>>
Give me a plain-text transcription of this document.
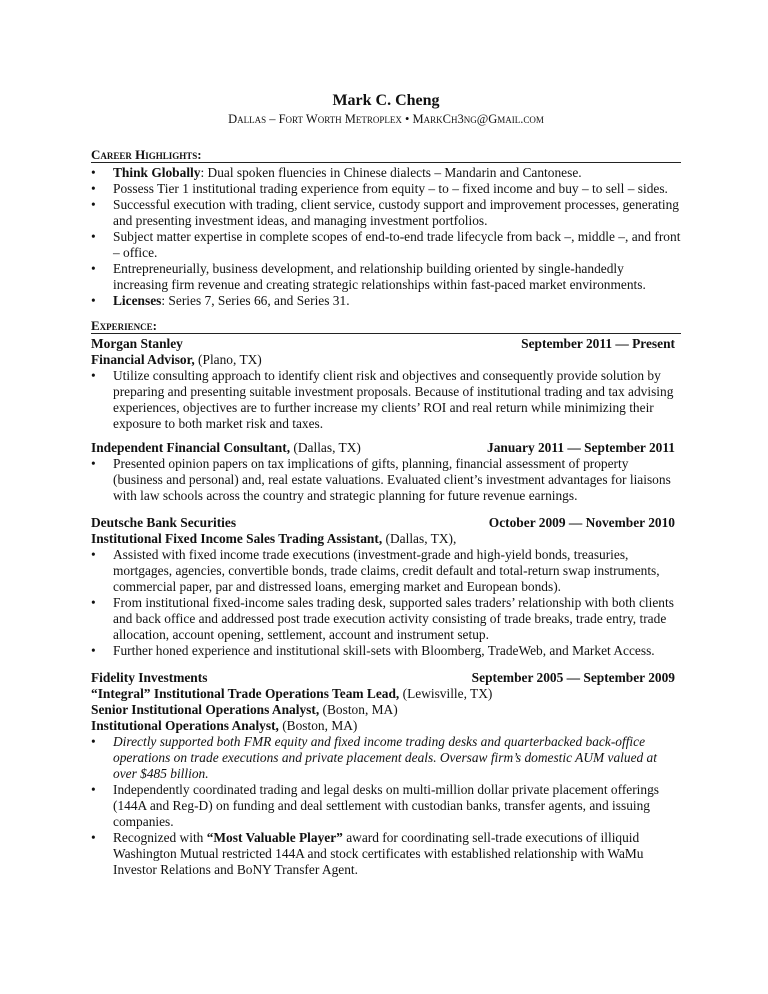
Mark C. Cheng
Dallas – Fort Worth Metroplex • MarkCh3ng@Gmail.com
Career Highlights:
• Think Globally: Dual spoken fluencies in Chinese dialects – Mandarin and Cantonese.
• Possess Tier 1 institutional trading experience from equity – to – fixed income and buy – to sell – sides.
• Successful execution with trading, client service, custody support and improvement processes, generating and presenting investment ideas, and managing investment portfolios.
• Subject matter expertise in complete scopes of end-to-end trade lifecycle from back –, middle –, and front – office.
• Entrepreneurially, business development, and relationship building oriented by single-handedly increasing firm revenue and creating strategic relationships within fast-paced market environments.
• Licenses: Series 7, Series 66, and Series 31.
Experience:
Morgan Stanley	September 2011 — Present
Financial Advisor, (Plano, TX)
• Utilize consulting approach to identify client risk and objectives and consequently provide solution by preparing and presenting suitable investment proposals. Because of institutional trading and tax advising experiences, objectives are to further increase my clients’ ROI and real return while minimizing their exposure to both market risk and taxes.
Independent Financial Consultant, (Dallas, TX)	January 2011 — September 2011
• Presented opinion papers on tax implications of gifts, planning, financial assessment of property (business and personal) and, real estate valuations. Evaluated client’s investment advantages for liaisons with law schools across the country and strategic planning for future revenue earnings.
Deutsche Bank Securities	October 2009 — November 2010
Institutional Fixed Income Sales Trading Assistant, (Dallas, TX),
• Assisted with fixed income trade executions (investment-grade and high-yield bonds, treasuries, mortgages, agencies, convertible bonds, trade claims, credit default and total-return swap instruments, commercial paper, par and distressed loans, emerging market and European bonds).
• From institutional fixed-income sales trading desk, supported sales traders’ relationship with both clients and back office and addressed post trade execution activity consisting of trade breaks, trade entry, trade allocation, account opening, settlement, account and instrument setup.
• Further honed experience and institutional skill-sets with Bloomberg, TradeWeb, and Market Access.
Fidelity Investments	September 2005 — September 2009
“Integral” Institutional Trade Operations Team Lead, (Lewisville, TX)
Senior Institutional Operations Analyst, (Boston, MA)
Institutional Operations Analyst, (Boston, MA)
• Directly supported both FMR equity and fixed income trading desks and quarterbacked back-office operations on trade executions and private placement deals. Oversaw firm’s domestic AUM valued at over $485 billion.
• Independently coordinated trading and legal desks on multi-million dollar private placement offerings (144A and Reg-D) on funding and deal settlement with custodian banks, transfer agents, and issuing companies.
• Recognized with “Most Valuable Player” award for coordinating sell-trade executions of illiquid Washington Mutual restricted 144A and stock certificates with established relationship with WaMu Investor Relations and BoNY Transfer Agent.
<<
** What the task asks **
Lines from the records above that hold "firm" are the ones to list.

** Reply **
• Entrepreneurially, business development, and relationship building oriented by single-handedly increasing firm revenue and creating strategic relationships within fast-paced market environments.
• Directly supported both FMR equity and fixed income trading desks and quarterbacked back-office operations on trade executions and private placement deals. Oversaw firm’s domestic AUM valued at over $485 billion.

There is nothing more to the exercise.